What the task requires:
State how many lines of the records contain the string "Sleeve". Give the number alone.

Material provided:
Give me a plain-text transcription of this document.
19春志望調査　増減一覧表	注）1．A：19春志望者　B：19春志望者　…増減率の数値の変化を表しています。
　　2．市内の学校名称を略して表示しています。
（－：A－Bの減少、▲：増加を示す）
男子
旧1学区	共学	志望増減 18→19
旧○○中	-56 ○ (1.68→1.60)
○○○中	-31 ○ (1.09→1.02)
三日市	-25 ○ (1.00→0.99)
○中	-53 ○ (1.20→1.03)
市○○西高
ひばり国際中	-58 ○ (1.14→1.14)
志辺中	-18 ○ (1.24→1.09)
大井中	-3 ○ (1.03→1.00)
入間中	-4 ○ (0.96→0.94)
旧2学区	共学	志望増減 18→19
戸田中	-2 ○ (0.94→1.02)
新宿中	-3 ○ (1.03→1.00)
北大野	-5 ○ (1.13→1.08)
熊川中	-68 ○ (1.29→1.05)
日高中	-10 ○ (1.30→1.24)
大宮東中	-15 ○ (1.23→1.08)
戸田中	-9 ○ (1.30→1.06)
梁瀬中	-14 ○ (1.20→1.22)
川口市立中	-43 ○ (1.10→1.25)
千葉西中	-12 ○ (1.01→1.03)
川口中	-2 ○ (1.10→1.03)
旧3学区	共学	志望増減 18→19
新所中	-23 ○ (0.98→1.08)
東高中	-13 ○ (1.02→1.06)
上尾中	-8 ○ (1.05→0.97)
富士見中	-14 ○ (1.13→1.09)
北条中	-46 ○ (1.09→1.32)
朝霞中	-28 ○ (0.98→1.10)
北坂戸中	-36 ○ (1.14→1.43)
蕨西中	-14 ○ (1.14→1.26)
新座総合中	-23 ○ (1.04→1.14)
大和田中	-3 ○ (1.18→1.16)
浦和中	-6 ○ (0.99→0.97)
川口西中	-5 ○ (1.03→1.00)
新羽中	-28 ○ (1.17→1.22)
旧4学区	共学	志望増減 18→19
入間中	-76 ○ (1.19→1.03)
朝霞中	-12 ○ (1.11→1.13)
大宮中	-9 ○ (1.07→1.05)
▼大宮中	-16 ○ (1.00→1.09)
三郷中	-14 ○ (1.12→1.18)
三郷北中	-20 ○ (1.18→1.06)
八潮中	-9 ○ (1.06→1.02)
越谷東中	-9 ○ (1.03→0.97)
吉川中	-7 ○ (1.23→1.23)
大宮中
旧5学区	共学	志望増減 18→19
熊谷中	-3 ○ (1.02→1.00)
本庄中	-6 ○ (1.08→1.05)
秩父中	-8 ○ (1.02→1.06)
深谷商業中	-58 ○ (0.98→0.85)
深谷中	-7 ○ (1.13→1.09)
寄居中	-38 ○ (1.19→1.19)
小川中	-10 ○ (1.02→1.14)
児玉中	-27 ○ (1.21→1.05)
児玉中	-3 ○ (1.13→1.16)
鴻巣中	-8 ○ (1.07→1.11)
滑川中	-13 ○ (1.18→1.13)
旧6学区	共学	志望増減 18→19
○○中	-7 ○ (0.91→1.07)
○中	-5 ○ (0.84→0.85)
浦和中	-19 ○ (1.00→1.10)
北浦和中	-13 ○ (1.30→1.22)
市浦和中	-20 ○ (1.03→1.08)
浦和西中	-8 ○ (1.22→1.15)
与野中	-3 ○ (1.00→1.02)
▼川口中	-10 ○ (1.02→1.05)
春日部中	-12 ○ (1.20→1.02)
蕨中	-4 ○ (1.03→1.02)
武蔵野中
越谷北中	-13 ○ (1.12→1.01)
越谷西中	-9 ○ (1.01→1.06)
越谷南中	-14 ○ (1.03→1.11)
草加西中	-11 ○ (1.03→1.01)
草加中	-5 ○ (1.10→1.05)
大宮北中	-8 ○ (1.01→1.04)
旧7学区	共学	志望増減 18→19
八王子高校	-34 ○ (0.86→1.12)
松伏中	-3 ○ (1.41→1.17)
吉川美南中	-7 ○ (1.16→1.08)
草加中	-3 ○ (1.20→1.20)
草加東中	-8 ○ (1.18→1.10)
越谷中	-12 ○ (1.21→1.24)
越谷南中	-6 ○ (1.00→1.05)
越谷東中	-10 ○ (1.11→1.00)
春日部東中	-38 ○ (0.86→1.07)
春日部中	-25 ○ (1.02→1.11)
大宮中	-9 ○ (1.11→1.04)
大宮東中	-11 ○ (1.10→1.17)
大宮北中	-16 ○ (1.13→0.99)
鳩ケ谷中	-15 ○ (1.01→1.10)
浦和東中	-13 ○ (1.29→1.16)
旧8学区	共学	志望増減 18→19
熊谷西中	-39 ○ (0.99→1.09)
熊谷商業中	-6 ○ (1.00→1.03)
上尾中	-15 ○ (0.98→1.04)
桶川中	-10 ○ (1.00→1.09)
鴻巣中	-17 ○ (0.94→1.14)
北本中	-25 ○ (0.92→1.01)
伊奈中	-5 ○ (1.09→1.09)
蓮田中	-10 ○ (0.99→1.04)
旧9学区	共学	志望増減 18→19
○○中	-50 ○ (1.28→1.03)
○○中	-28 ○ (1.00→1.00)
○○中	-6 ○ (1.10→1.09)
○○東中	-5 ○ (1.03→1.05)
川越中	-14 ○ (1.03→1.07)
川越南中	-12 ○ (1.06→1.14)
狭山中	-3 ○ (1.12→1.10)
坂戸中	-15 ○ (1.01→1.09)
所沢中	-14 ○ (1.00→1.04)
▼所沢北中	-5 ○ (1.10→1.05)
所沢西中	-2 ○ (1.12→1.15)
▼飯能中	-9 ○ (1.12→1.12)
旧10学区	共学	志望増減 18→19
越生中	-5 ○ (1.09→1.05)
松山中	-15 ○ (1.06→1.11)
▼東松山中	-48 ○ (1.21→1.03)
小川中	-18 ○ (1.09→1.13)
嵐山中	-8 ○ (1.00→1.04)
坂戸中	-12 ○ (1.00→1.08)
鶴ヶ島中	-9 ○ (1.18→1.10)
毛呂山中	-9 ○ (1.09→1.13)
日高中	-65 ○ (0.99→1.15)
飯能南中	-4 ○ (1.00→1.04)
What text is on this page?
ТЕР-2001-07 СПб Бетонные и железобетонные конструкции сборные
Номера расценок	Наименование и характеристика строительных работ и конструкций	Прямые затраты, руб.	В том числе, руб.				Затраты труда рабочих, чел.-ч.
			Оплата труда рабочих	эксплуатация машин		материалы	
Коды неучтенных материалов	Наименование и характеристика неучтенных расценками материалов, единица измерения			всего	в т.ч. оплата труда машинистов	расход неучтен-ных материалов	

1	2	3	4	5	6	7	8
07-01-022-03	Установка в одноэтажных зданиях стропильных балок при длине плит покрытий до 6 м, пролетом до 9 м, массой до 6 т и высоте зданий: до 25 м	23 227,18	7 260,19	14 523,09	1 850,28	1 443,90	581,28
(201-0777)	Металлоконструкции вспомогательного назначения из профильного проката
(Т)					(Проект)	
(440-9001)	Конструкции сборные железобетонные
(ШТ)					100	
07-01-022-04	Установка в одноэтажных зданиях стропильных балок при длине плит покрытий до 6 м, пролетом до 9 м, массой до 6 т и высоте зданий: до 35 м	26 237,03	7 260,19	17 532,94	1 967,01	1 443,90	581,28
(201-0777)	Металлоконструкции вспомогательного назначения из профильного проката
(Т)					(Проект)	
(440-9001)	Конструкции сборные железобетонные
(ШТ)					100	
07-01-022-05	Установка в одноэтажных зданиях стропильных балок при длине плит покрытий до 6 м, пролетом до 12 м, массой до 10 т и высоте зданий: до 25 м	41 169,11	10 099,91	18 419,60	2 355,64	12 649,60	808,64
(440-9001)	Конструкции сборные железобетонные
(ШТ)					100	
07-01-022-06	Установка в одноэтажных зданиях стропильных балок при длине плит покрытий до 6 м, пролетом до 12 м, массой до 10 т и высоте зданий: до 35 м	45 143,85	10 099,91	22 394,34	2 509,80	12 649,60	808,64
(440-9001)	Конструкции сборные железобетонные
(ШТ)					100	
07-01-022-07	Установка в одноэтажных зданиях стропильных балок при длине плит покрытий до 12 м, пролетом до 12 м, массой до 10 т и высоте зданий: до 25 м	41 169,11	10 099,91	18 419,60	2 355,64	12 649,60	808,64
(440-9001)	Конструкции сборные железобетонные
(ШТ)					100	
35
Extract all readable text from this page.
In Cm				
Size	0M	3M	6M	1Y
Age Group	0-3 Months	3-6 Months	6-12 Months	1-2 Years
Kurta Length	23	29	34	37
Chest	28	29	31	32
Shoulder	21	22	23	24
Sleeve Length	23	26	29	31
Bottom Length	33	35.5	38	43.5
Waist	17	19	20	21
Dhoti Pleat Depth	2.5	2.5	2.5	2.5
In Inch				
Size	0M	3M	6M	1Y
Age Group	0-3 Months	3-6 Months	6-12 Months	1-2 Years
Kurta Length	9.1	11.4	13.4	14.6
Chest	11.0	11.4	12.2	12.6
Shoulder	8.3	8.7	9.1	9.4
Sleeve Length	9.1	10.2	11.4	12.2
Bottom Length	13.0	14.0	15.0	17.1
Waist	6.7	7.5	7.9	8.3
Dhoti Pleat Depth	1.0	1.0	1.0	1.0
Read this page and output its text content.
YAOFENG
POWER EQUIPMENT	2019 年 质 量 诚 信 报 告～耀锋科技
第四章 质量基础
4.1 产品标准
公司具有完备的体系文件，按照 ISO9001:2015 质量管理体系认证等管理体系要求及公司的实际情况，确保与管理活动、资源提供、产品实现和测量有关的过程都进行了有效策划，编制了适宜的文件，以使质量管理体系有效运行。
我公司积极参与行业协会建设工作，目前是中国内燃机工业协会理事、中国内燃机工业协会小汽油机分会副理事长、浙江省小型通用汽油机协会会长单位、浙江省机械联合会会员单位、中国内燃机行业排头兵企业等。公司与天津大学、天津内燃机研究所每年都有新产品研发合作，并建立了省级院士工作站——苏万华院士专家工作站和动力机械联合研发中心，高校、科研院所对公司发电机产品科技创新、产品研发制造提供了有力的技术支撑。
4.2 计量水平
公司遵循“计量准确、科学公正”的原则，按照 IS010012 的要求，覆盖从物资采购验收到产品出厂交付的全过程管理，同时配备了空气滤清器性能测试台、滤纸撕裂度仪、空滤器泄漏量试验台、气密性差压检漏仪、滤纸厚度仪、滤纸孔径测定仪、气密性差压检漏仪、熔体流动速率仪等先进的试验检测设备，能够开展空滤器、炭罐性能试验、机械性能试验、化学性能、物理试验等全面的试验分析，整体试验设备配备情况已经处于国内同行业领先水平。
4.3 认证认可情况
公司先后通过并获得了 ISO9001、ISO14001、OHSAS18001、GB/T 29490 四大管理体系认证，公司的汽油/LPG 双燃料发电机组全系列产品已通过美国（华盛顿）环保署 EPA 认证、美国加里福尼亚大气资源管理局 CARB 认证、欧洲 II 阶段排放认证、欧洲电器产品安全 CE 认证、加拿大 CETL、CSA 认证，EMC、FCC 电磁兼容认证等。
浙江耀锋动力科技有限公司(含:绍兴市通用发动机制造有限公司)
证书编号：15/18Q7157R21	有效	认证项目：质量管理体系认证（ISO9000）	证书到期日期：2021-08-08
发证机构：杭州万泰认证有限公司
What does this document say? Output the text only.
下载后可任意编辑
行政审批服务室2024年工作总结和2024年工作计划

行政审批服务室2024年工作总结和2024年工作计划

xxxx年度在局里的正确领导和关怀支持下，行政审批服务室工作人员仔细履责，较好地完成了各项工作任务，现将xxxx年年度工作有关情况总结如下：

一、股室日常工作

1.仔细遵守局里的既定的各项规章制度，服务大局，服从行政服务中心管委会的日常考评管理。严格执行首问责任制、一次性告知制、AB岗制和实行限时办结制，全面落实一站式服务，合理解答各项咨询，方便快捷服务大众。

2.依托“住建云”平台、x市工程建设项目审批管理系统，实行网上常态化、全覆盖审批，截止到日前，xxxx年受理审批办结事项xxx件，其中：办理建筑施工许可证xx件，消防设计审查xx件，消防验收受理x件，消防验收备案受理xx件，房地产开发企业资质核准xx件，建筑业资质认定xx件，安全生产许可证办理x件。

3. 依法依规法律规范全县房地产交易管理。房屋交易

Response to the task:
2